▸ Data extract
════════════════════

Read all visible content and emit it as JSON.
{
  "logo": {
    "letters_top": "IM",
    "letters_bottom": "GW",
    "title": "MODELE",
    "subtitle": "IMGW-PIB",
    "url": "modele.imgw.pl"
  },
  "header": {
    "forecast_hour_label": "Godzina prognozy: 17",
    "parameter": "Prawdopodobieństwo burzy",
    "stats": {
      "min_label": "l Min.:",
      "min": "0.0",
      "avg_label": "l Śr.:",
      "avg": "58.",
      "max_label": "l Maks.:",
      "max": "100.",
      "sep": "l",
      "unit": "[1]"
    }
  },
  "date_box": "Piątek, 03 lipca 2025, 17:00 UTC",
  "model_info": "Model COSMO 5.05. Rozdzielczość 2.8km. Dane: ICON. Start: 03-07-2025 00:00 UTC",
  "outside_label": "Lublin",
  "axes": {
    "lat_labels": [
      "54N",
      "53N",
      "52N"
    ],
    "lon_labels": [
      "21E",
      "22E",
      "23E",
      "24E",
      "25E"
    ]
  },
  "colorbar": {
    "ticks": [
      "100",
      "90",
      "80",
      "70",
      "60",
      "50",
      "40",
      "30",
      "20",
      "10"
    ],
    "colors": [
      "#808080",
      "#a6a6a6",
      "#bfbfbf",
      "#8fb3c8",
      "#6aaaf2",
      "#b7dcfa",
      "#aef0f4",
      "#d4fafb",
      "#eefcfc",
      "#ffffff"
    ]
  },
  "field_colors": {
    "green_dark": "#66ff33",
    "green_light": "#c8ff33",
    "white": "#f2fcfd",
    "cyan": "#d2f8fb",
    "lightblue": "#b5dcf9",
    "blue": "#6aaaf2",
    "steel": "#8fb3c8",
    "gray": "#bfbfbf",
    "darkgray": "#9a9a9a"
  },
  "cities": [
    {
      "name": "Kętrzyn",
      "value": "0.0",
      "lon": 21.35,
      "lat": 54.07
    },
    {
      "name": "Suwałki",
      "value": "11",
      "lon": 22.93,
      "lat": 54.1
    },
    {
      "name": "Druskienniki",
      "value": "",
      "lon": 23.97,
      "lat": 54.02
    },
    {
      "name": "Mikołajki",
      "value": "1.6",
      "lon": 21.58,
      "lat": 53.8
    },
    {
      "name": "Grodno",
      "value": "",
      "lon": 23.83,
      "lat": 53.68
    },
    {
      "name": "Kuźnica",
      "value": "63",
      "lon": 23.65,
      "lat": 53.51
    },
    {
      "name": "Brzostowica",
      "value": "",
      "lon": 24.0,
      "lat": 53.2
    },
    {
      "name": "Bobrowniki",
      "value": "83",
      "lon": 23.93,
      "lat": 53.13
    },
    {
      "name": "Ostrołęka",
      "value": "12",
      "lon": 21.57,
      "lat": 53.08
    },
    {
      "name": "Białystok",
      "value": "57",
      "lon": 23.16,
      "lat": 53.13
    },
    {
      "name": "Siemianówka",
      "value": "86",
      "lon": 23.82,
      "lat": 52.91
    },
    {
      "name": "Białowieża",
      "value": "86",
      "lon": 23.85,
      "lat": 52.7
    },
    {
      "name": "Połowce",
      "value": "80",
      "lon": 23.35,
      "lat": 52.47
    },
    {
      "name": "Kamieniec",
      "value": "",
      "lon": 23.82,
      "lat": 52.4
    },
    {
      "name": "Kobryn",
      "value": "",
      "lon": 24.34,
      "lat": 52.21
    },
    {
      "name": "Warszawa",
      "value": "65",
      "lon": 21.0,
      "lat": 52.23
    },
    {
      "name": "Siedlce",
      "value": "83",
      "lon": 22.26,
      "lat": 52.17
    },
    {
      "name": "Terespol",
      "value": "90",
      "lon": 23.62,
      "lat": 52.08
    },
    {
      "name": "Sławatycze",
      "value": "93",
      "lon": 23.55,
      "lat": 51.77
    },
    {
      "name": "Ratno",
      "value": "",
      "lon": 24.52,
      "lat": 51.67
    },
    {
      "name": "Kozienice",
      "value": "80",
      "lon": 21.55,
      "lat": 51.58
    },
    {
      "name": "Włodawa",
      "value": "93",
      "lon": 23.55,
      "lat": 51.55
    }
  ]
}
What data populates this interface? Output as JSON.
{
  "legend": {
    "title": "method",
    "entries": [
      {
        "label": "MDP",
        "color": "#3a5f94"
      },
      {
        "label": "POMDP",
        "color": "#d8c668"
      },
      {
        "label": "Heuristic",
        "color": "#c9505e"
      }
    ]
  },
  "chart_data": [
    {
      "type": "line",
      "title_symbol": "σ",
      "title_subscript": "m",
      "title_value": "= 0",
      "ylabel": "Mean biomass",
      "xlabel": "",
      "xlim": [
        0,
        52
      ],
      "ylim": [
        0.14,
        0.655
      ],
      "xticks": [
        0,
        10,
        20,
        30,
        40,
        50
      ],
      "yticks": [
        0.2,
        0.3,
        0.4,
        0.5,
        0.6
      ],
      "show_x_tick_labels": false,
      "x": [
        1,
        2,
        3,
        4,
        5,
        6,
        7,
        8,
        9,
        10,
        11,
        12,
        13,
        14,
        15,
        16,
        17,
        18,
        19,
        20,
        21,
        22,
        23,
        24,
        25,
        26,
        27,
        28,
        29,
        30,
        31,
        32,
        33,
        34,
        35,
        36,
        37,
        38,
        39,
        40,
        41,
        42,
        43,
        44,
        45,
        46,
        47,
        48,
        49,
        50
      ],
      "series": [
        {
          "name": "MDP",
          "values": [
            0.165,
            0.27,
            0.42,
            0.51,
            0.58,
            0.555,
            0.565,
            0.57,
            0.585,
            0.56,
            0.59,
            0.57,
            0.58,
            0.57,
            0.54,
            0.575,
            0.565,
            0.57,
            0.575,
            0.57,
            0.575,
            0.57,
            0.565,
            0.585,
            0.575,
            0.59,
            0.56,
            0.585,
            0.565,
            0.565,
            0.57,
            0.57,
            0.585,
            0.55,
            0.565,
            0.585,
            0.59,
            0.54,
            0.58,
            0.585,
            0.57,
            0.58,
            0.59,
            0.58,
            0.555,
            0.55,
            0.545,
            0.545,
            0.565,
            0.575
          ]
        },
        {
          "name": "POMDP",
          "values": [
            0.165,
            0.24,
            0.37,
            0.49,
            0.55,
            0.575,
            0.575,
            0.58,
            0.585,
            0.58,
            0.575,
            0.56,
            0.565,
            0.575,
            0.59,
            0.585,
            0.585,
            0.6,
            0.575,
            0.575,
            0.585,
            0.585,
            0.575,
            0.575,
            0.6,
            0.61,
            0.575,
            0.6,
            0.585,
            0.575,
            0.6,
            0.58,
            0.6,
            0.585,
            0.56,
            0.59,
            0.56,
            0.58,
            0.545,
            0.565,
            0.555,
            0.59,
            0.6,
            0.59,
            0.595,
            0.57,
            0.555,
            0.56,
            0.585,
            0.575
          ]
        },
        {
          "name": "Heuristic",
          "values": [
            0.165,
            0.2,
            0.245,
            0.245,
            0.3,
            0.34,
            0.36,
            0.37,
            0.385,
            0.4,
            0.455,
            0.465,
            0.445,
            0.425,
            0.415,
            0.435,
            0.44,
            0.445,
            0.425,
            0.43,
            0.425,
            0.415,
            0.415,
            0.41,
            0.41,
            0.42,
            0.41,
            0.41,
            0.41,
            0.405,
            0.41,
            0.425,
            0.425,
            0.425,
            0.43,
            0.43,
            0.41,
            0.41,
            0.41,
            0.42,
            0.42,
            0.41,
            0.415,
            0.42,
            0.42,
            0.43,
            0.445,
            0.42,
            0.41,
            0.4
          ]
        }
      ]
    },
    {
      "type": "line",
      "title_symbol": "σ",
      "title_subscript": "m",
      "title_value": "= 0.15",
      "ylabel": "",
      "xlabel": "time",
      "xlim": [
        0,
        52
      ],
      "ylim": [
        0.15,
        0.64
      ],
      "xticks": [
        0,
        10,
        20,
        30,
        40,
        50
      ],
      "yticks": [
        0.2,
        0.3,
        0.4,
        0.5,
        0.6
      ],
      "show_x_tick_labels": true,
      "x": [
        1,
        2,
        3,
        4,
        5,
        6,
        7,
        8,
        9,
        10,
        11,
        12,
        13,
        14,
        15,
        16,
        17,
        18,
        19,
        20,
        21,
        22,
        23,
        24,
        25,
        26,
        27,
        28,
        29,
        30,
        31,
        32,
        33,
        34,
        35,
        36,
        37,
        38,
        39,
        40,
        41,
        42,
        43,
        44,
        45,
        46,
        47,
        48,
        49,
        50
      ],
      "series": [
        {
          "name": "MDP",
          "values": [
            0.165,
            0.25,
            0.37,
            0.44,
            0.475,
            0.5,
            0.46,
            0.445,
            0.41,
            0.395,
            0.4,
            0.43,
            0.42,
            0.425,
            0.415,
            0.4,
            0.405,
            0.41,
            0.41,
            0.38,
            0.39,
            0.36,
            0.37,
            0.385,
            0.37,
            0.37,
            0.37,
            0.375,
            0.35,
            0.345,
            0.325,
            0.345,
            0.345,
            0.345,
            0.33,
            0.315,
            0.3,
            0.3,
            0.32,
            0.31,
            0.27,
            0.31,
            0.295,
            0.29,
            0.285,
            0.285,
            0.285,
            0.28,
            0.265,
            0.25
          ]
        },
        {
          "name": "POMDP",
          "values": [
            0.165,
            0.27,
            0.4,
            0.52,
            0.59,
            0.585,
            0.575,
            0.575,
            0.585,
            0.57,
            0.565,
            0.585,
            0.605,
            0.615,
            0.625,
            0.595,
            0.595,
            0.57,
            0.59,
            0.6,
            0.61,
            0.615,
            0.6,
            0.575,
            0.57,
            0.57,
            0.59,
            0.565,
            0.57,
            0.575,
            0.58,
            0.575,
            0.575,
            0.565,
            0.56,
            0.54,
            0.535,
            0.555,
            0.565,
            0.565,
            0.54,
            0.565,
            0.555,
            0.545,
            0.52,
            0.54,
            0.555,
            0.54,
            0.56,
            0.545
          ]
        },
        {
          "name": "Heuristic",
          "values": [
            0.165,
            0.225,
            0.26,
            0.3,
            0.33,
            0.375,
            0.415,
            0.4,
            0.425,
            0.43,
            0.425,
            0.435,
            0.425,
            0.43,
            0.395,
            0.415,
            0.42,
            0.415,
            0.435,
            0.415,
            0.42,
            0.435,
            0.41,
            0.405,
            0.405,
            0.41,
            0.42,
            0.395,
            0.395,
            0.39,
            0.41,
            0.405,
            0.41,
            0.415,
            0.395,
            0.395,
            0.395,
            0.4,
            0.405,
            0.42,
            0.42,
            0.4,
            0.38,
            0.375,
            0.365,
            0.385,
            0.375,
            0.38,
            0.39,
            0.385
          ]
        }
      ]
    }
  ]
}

════════════════════

▸ Task prompt
Your task is to list each line of the records with the word "JSON".

▸ Answer for the task
Read all visible content and emit it as JSON.
What data populates this interface? Output as JSON.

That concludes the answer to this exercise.